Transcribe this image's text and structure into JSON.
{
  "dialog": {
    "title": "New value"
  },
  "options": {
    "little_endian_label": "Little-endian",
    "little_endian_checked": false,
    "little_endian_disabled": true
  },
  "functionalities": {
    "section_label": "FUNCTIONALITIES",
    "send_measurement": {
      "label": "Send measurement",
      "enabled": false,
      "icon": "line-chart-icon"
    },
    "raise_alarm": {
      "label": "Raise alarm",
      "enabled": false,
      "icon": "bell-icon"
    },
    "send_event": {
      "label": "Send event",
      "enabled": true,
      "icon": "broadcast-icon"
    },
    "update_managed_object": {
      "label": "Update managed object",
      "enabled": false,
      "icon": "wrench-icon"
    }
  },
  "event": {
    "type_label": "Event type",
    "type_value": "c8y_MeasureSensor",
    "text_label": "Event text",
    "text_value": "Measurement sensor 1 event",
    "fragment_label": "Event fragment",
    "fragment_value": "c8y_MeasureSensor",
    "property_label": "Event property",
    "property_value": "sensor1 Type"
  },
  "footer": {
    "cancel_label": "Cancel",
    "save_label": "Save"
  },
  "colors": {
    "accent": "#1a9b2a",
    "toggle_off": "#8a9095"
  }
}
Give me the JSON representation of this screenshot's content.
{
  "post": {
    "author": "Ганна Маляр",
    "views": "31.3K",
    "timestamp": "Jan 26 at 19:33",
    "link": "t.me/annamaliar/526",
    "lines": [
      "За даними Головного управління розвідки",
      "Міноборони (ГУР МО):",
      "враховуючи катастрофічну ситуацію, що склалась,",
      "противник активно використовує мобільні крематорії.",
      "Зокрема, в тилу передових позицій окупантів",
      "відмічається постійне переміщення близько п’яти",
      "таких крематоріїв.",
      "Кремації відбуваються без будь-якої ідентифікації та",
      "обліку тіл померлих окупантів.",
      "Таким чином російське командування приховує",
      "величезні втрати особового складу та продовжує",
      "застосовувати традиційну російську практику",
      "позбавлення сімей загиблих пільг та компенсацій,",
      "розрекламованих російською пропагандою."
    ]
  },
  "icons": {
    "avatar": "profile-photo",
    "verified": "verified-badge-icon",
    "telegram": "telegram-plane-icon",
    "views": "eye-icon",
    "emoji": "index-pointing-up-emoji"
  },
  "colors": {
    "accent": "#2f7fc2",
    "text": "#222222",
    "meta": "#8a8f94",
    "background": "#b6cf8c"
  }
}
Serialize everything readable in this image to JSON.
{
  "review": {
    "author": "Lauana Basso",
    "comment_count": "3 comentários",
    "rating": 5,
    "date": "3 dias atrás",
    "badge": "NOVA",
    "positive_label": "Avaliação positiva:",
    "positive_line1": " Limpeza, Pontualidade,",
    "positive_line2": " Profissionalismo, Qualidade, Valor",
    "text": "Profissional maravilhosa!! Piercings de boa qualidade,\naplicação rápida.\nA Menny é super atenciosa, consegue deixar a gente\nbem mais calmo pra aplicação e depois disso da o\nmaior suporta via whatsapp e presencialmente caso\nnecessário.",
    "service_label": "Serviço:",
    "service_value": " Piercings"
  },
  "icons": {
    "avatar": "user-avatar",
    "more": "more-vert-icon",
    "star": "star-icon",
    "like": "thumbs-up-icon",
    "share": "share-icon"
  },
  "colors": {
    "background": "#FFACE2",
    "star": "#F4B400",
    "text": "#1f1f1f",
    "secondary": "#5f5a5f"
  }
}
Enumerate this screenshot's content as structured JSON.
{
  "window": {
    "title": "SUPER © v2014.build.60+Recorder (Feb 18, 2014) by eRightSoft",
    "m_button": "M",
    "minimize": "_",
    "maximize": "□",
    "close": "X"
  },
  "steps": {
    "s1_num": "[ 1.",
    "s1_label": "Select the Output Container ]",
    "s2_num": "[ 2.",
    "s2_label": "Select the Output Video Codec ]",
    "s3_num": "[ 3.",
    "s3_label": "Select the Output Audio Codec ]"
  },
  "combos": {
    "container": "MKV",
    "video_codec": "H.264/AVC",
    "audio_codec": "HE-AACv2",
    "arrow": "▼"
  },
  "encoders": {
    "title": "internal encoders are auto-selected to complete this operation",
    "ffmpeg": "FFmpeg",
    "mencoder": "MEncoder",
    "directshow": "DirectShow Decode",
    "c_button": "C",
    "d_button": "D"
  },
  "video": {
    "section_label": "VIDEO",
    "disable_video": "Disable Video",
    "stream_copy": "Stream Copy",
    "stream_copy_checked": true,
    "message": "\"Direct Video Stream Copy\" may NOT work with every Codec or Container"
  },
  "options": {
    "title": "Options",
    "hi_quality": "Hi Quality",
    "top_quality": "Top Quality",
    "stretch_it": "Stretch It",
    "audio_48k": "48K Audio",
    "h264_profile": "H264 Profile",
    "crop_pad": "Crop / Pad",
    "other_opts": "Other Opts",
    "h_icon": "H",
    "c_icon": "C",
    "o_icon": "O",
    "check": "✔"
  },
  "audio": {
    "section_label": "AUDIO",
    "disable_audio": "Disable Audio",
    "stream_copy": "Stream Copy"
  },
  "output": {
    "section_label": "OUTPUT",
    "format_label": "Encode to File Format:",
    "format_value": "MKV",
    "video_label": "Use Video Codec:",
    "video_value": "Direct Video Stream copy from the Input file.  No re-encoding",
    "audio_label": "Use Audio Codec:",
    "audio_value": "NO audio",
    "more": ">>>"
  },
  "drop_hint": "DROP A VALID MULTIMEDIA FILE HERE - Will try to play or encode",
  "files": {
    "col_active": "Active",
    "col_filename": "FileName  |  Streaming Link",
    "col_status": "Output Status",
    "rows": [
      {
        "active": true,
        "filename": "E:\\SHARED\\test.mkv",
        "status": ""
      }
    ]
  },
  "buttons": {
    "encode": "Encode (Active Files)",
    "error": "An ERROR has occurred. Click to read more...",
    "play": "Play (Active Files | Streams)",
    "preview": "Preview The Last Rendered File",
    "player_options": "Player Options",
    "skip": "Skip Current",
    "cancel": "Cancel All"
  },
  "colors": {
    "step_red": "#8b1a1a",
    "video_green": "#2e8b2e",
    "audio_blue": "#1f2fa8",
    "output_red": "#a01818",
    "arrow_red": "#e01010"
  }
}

→ **Objective**
Extract, word for word, each line of the listing above.

→ **Task answer**
Transcribe this image's text and structure into JSON.
{
  "dialog": {
    "title": "New value"
  },
  "options": {
    "little_endian_label": "Little-endian",
    "little_endian_checked": false,
    "little_endian_disabled": true
  },
  "functionalities": {
    "section_label": "FUNCTIONALITIES",
    "send_measurement": {
      "label": "Send measurement",
      "enabled": false,
      "icon": "line-chart-icon"
    },
    "raise_alarm": {
      "label": "Raise alarm",
      "enabled": false,
      "icon": "bell-icon"
    },
    "send_event": {
      "label": "Send event",
      "enabled": true,
      "icon": "broadcast-icon"
    },
    "update_managed_object": {
      "label": "Update managed object",
      "enabled": false,
      "icon": "wrench-icon"
    }
  },
  "event": {
    "type_label": "Event type",
    "type_value": "c8y_MeasureSensor",
    "text_label": "Event text",
    "text_value": "Measurement sensor 1 event",
    "fragment_label": "Event fragment",
    "fragment_value": "c8y_MeasureSensor",
    "property_label": "Event property",
    "property_value": "sensor1 Type"
  },
  "footer": {
    "cancel_label": "Cancel",
    "save_label": "Save"
  },
  "colors": {
    "accent": "#1a9b2a",
    "toggle_off": "#8a9095"
  }
}
Give me the JSON representation of this screenshot's content.
{
  "post": {
    "author": "Ганна Маляр",
    "views": "31.3K",
    "timestamp": "Jan 26 at 19:33",
    "link": "t.me/annamaliar/526",
    "lines": [
      "За даними Головного управління розвідки",
      "Міноборони (ГУР МО):",
      "враховуючи катастрофічну ситуацію, що склалась,",
      "противник активно використовує мобільні крематорії.",
      "Зокрема, в тилу передових позицій окупантів",
      "відмічається постійне переміщення близько п’яти",
      "таких крематоріїв.",
      "Кремації відбуваються без будь-якої ідентифікації та",
      "обліку тіл померлих окупантів.",
      "Таким чином російське командування приховує",
      "величезні втрати особового складу та продовжує",
      "застосовувати традиційну російську практику",
      "позбавлення сімей загиблих пільг та компенсацій,",
      "розрекламованих російською пропагандою."
    ]
  },
  "icons": {
    "avatar": "profile-photo",
    "verified": "verified-badge-icon",
    "telegram": "telegram-plane-icon",
    "views": "eye-icon",
    "emoji": "index-pointing-up-emoji"
  },
  "colors": {
    "accent": "#2f7fc2",
    "text": "#222222",
    "meta": "#8a8f94",
    "background": "#b6cf8c"
  }
}
Serialize everything readable in this image to JSON.
{
  "review": {
    "author": "Lauana Basso",
    "comment_count": "3 comentários",
    "rating": 5,
    "date": "3 dias atrás",
    "badge": "NOVA",
    "positive_label": "Avaliação positiva:",
    "positive_line1": " Limpeza, Pontualidade,",
    "positive_line2": " Profissionalismo, Qualidade, Valor",
    "text": "Profissional maravilhosa!! Piercings de boa qualidade,\naplicação rápida.\nA Menny é super atenciosa, consegue deixar a gente\nbem mais calmo pra aplicação e depois disso da o\nmaior suporta via whatsapp e presencialmente caso\nnecessário.",
    "service_label": "Serviço:",
    "service_value": " Piercings"
  },
  "icons": {
    "avatar": "user-avatar",
    "more": "more-vert-icon",
    "star": "star-icon",
    "like": "thumbs-up-icon",
    "share": "share-icon"
  },
  "colors": {
    "background": "#FFACE2",
    "star": "#F4B400",
    "text": "#1f1f1f",
    "secondary": "#5f5a5f"
  }
}
Enumerate this screenshot's content as structured JSON.
{
  "window": {
    "title": "SUPER © v2014.build.60+Recorder (Feb 18, 2014) by eRightSoft",
    "m_button": "M",
    "minimize": "_",
    "maximize": "□",
    "close": "X"
  },
  "steps": {
    "s1_num": "[ 1.",
    "s1_label": "Select the Output Container ]",
    "s2_num": "[ 2.",
    "s2_label": "Select the Output Video Codec ]",
    "s3_num": "[ 3.",
    "s3_label": "Select the Output Audio Codec ]"
  },
  "combos": {
    "container": "MKV",
    "video_codec": "H.264/AVC",
    "audio_codec": "HE-AACv2",
    "arrow": "▼"
  },
  "encoders": {
    "title": "internal encoders are auto-selected to complete this operation",
    "ffmpeg": "FFmpeg",
    "mencoder": "MEncoder",
    "directshow": "DirectShow Decode",
    "c_button": "C",
    "d_button": "D"
  },
  "video": {
    "section_label": "VIDEO",
    "disable_video": "Disable Video",
    "stream_copy": "Stream Copy",
    "stream_copy_checked": true,
    "message": "\"Direct Video Stream Copy\" may NOT work with every Codec or Container"
  },
  "options": {
    "title": "Options",
    "hi_quality": "Hi Quality",
    "top_quality": "Top Quality",
    "stretch_it": "Stretch It",
    "audio_48k": "48K Audio",
    "h264_profile": "H264 Profile",
    "crop_pad": "Crop / Pad",
    "other_opts": "Other Opts",
    "h_icon": "H",
    "c_icon": "C",
    "o_icon": "O",
    "check": "✔"
  },
  "audio": {
    "section_label": "AUDIO",
    "disable_audio": "Disable Audio",
    "stream_copy": "Stream Copy"
  },
  "output": {
    "section_label": "OUTPUT",
    "format_label": "Encode to File Format:",
    "format_value": "MKV",
    "video_label": "Use Video Codec:",
    "video_value": "Direct Video Stream copy from the Input file.  No re-encoding",
    "audio_label": "Use Audio Codec:",
    "audio_value": "NO audio",
    "more": ">>>"
  },
  "drop_hint": "DROP A VALID MULTIMEDIA FILE HERE - Will try to play or encode",
  "files": {
    "col_active": "Active",
    "col_filename": "FileName  |  Streaming Link",
    "col_status": "Output Status",
    "rows": [
      {
        "active": true,
        "filename": "E:\\SHARED\\test.mkv",
        "status": ""
      }
    ]
  },
  "buttons": {
    "encode": "Encode (Active Files)",
    "error": "An ERROR has occurred. Click to read more...",
    "play": "Play (Active Files | Streams)",
    "preview": "Preview The Last Rendered File",
    "player_options": "Player Options",
    "skip": "Skip Current",
    "cancel": "Cancel All"
  },
  "colors": {
    "step_red": "#8b1a1a",
    "video_green": "#2e8b2e",
    "audio_blue": "#1f2fa8",
    "output_red": "#a01818",
    "arrow_red": "#e01010"
  }
}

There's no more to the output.